WHAT IS REQUIRED
Search the data for the word "title" and copy every line where it occurs.

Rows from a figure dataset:
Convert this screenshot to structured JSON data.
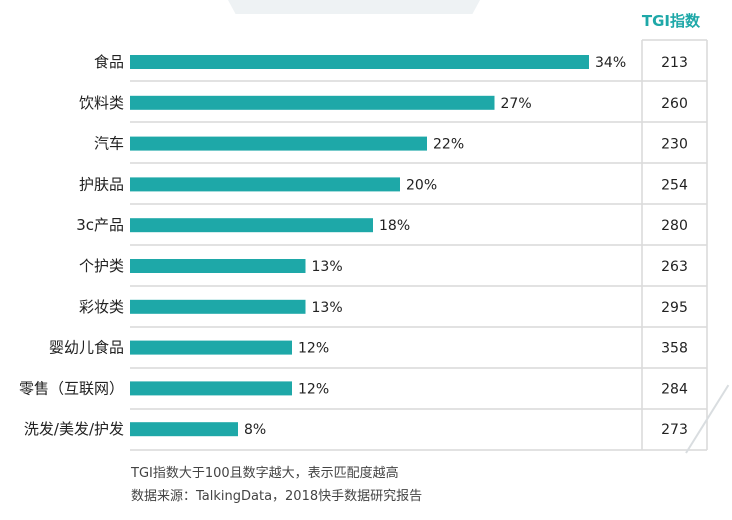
{
  "chart_data": {
    "type": "bar",
    "orientation": "horizontal",
    "categories": [
      "食品",
      "饮料类",
      "汽车",
      "护肤品",
      "3c产品",
      "个护类",
      "彩妆类",
      "婴幼儿食品",
      "零售（互联网）",
      "洗发/美发/护发"
    ],
    "values": [
      34,
      27,
      22,
      20,
      18,
      13,
      13,
      12,
      12,
      8
    ],
    "value_labels": [
      "34%",
      "27%",
      "22%",
      "20%",
      "18%",
      "13%",
      "13%",
      "12%",
      "12%",
      "8%"
    ],
    "bar_color": "#1ea8a8",
    "tgi_header": "TGI指数",
    "tgi_values": [
      "213",
      "260",
      "230",
      "254",
      "280",
      "263",
      "295",
      "358",
      "284",
      "273"
    ],
    "tgi_header_color": "#1ea8a8"
  },
  "notes": {
    "line1": "TGI指数大于100且数字越大，表示匹配度越高",
    "line2": "数据来源：TalkingData，2018快手数据研究报告"
  }
}
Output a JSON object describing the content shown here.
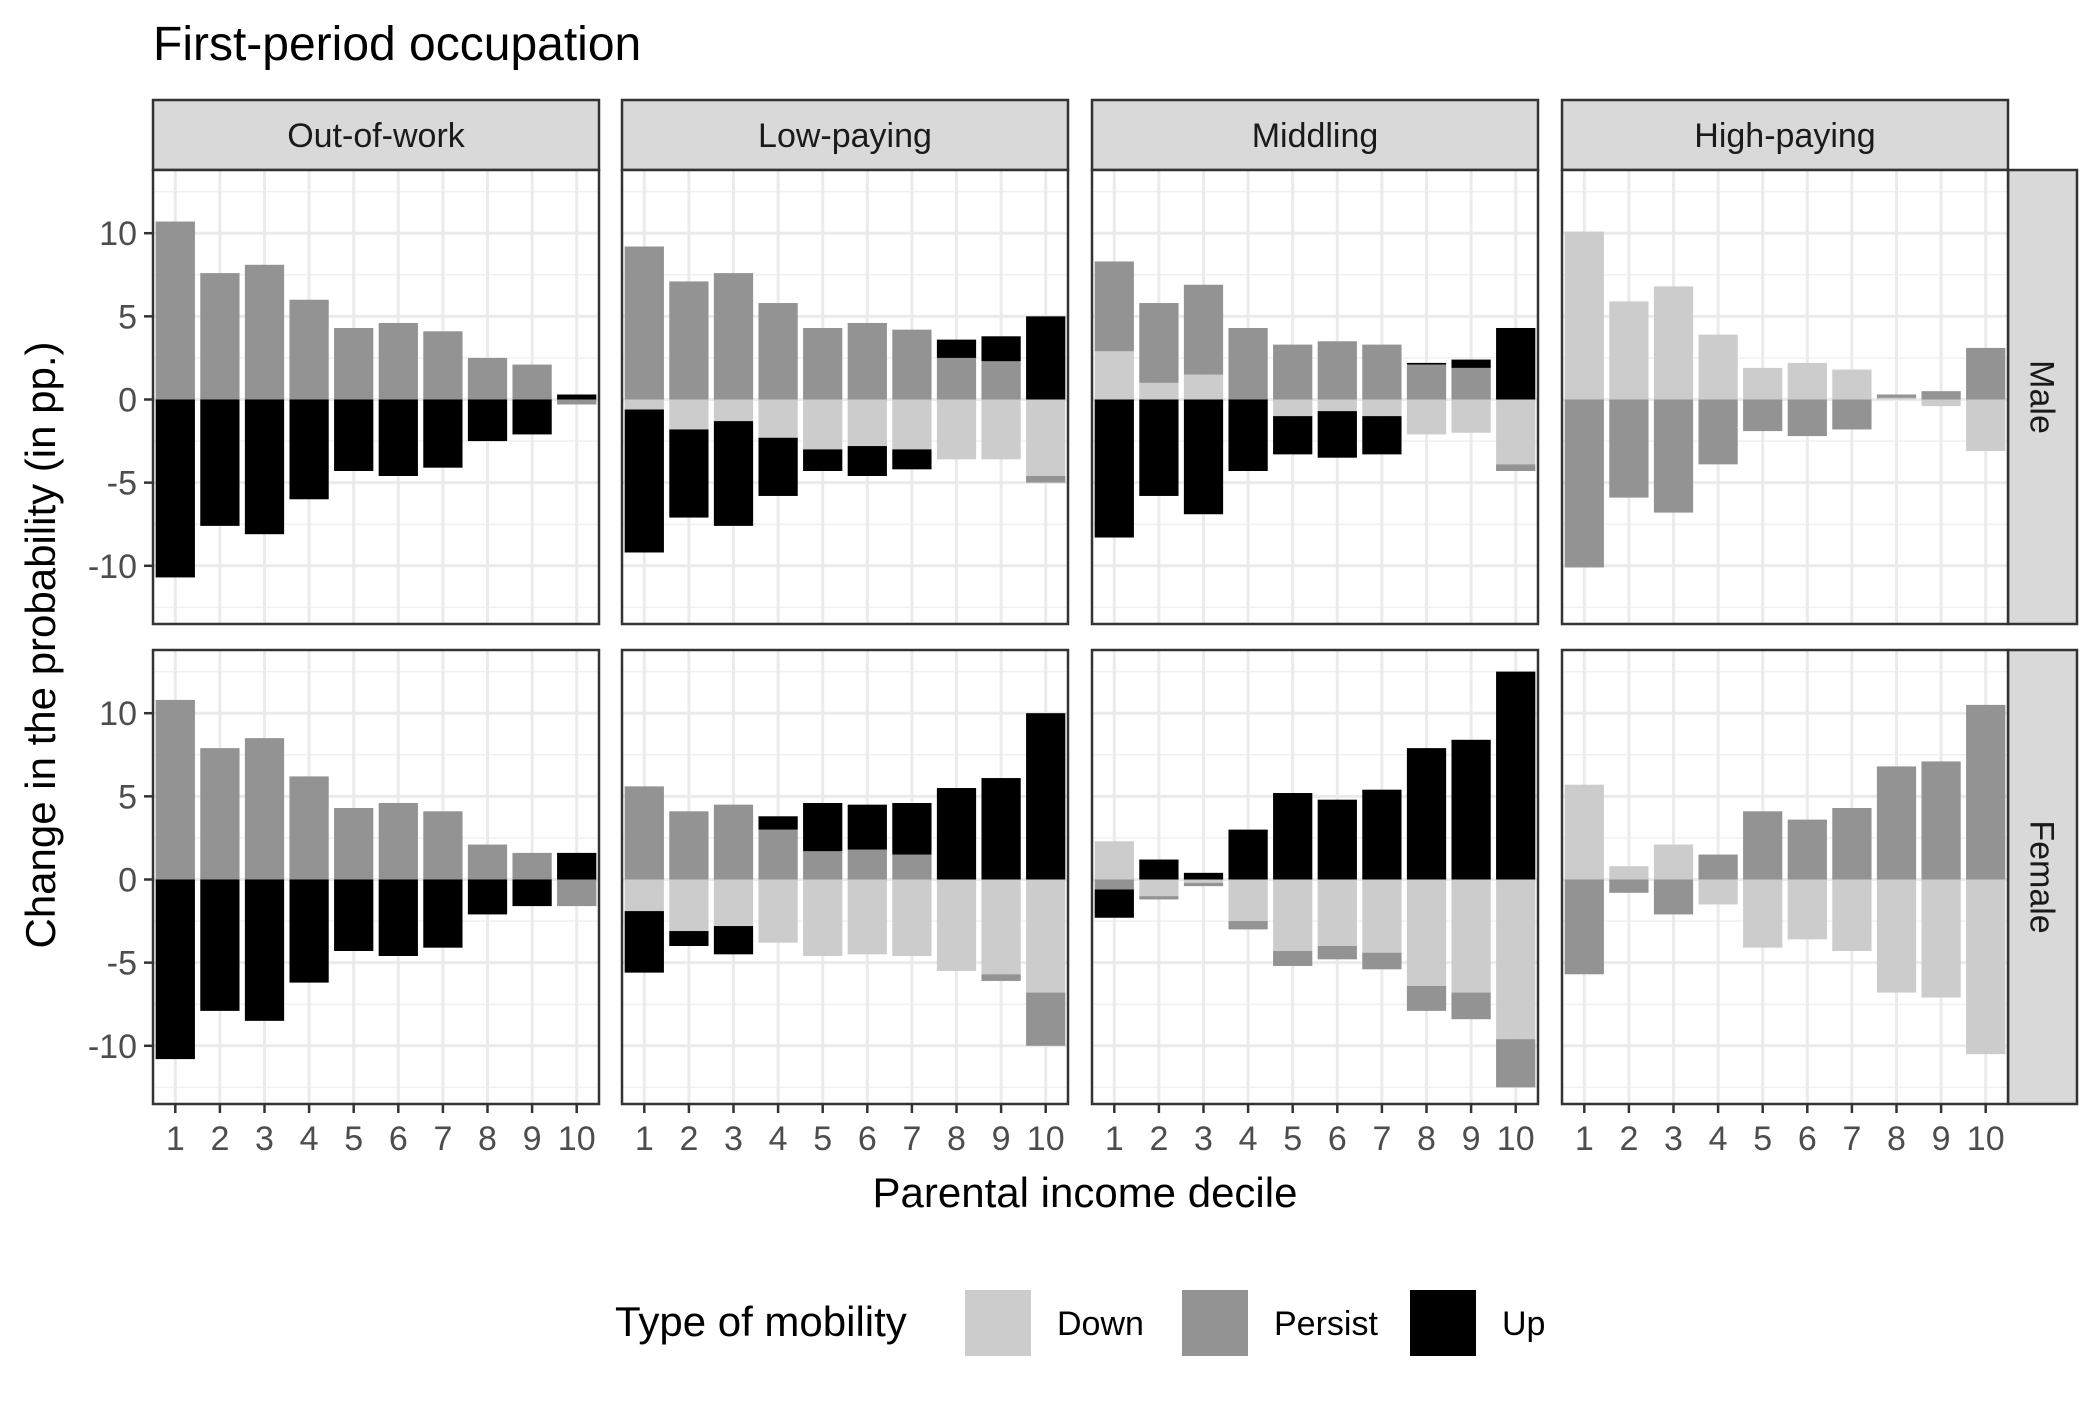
{
  "chart_data": {
    "type": "bar",
    "title": "First-period occupation",
    "xlabel": "Parental income decile",
    "ylabel": "Change in the probability (in pp.)",
    "x": [
      1,
      2,
      3,
      4,
      5,
      6,
      7,
      8,
      9,
      10
    ],
    "ylim": [
      -13.5,
      13.8
    ],
    "yticks": [
      -10,
      -5,
      0,
      5,
      10
    ],
    "grid": true,
    "stacking": "stacked (positive and negative separately)",
    "legend": {
      "title": "Type of mobility",
      "placement": "bottom",
      "entries": [
        {
          "name": "Down",
          "color": "#cccccc"
        },
        {
          "name": "Persist",
          "color": "#939393"
        },
        {
          "name": "Up",
          "color": "#000000"
        }
      ]
    },
    "columns": [
      "Out-of-work",
      "Low-paying",
      "Middling",
      "High-paying"
    ],
    "rows": [
      "Male",
      "Female"
    ],
    "panels": [
      {
        "row": "Male",
        "column": "Out-of-work",
        "series": [
          {
            "name": "Down",
            "values": [
              0,
              0,
              0,
              0,
              0,
              0,
              0,
              0,
              0,
              0
            ]
          },
          {
            "name": "Persist",
            "values": [
              10.7,
              7.6,
              8.1,
              6.0,
              4.3,
              4.6,
              4.1,
              2.5,
              2.1,
              -0.3
            ]
          },
          {
            "name": "Up",
            "values": [
              -10.7,
              -7.6,
              -8.1,
              -6.0,
              -4.3,
              -4.6,
              -4.1,
              -2.5,
              -2.1,
              0.3
            ]
          }
        ]
      },
      {
        "row": "Male",
        "column": "Low-paying",
        "series": [
          {
            "name": "Down",
            "values": [
              -0.6,
              -1.8,
              -1.3,
              -2.3,
              -3.0,
              -2.8,
              -3.0,
              -3.6,
              -3.6,
              -4.6
            ]
          },
          {
            "name": "Persist",
            "values": [
              9.2,
              7.1,
              7.6,
              5.8,
              4.3,
              4.6,
              4.2,
              2.5,
              2.3,
              -0.4
            ]
          },
          {
            "name": "Up",
            "values": [
              -8.6,
              -5.3,
              -6.3,
              -3.5,
              -1.3,
              -1.8,
              -1.2,
              1.1,
              1.5,
              5.0
            ]
          }
        ]
      },
      {
        "row": "Male",
        "column": "Middling",
        "series": [
          {
            "name": "Down",
            "values": [
              2.9,
              1.0,
              1.5,
              0,
              -1.0,
              -0.7,
              -1.0,
              -2.1,
              -2.0,
              -3.9
            ]
          },
          {
            "name": "Persist",
            "values": [
              5.4,
              4.8,
              5.4,
              4.3,
              3.3,
              3.5,
              3.3,
              2.1,
              1.9,
              -0.4
            ]
          },
          {
            "name": "Up",
            "values": [
              -8.3,
              -5.8,
              -6.9,
              -4.3,
              -2.3,
              -2.8,
              -2.3,
              0.1,
              0.5,
              4.3
            ]
          }
        ]
      },
      {
        "row": "Male",
        "column": "High-paying",
        "series": [
          {
            "name": "Down",
            "values": [
              10.1,
              5.9,
              6.8,
              3.9,
              1.9,
              2.2,
              1.8,
              0.1,
              -0.4,
              -3.1
            ]
          },
          {
            "name": "Persist",
            "values": [
              -10.1,
              -5.9,
              -6.8,
              -3.9,
              -1.9,
              -2.2,
              -1.8,
              0.2,
              0.5,
              3.1
            ]
          },
          {
            "name": "Up",
            "values": [
              0,
              0,
              0,
              0,
              0,
              0,
              0,
              0,
              0,
              0
            ]
          }
        ]
      },
      {
        "row": "Female",
        "column": "Out-of-work",
        "series": [
          {
            "name": "Down",
            "values": [
              0,
              0,
              0,
              0,
              0,
              0,
              0,
              0,
              0,
              0
            ]
          },
          {
            "name": "Persist",
            "values": [
              10.8,
              7.9,
              8.5,
              6.2,
              4.3,
              4.6,
              4.1,
              2.1,
              1.6,
              -1.6
            ]
          },
          {
            "name": "Up",
            "values": [
              -10.8,
              -7.9,
              -8.5,
              -6.2,
              -4.3,
              -4.6,
              -4.1,
              -2.1,
              -1.6,
              1.6
            ]
          }
        ]
      },
      {
        "row": "Female",
        "column": "Low-paying",
        "series": [
          {
            "name": "Down",
            "values": [
              -1.9,
              -3.1,
              -2.8,
              -3.8,
              -4.6,
              -4.5,
              -4.6,
              -5.5,
              -5.7,
              -6.8
            ]
          },
          {
            "name": "Persist",
            "values": [
              5.6,
              4.1,
              4.5,
              3.0,
              1.7,
              1.8,
              1.5,
              0,
              -0.4,
              -3.2
            ]
          },
          {
            "name": "Up",
            "values": [
              -3.7,
              -0.9,
              -1.7,
              0.8,
              2.9,
              2.7,
              3.1,
              5.5,
              6.1,
              10.0
            ]
          }
        ]
      },
      {
        "row": "Female",
        "column": "Middling",
        "series": [
          {
            "name": "Down",
            "values": [
              2.3,
              -1.0,
              -0.2,
              -2.5,
              -4.3,
              -4.0,
              -4.4,
              -6.4,
              -6.8,
              -9.6
            ]
          },
          {
            "name": "Persist",
            "values": [
              -0.6,
              -0.2,
              -0.2,
              -0.5,
              -0.9,
              -0.8,
              -1.0,
              -1.5,
              -1.6,
              -2.9
            ]
          },
          {
            "name": "Up",
            "values": [
              -1.7,
              1.2,
              0.4,
              3.0,
              5.2,
              4.8,
              5.4,
              7.9,
              8.4,
              12.5
            ]
          }
        ]
      },
      {
        "row": "Female",
        "column": "High-paying",
        "series": [
          {
            "name": "Down",
            "values": [
              5.7,
              0.8,
              2.1,
              -1.5,
              -4.1,
              -3.6,
              -4.3,
              -6.8,
              -7.1,
              -10.5
            ]
          },
          {
            "name": "Persist",
            "values": [
              -5.7,
              -0.8,
              -2.1,
              1.5,
              4.1,
              3.6,
              4.3,
              6.8,
              7.1,
              10.5
            ]
          },
          {
            "name": "Up",
            "values": [
              0,
              0,
              0,
              0,
              0,
              0,
              0,
              0,
              0,
              0
            ]
          }
        ]
      }
    ]
  }
}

ANSWER FOR THE TASK
    "title": "First-period occupation",
      "title": "Type of mobility",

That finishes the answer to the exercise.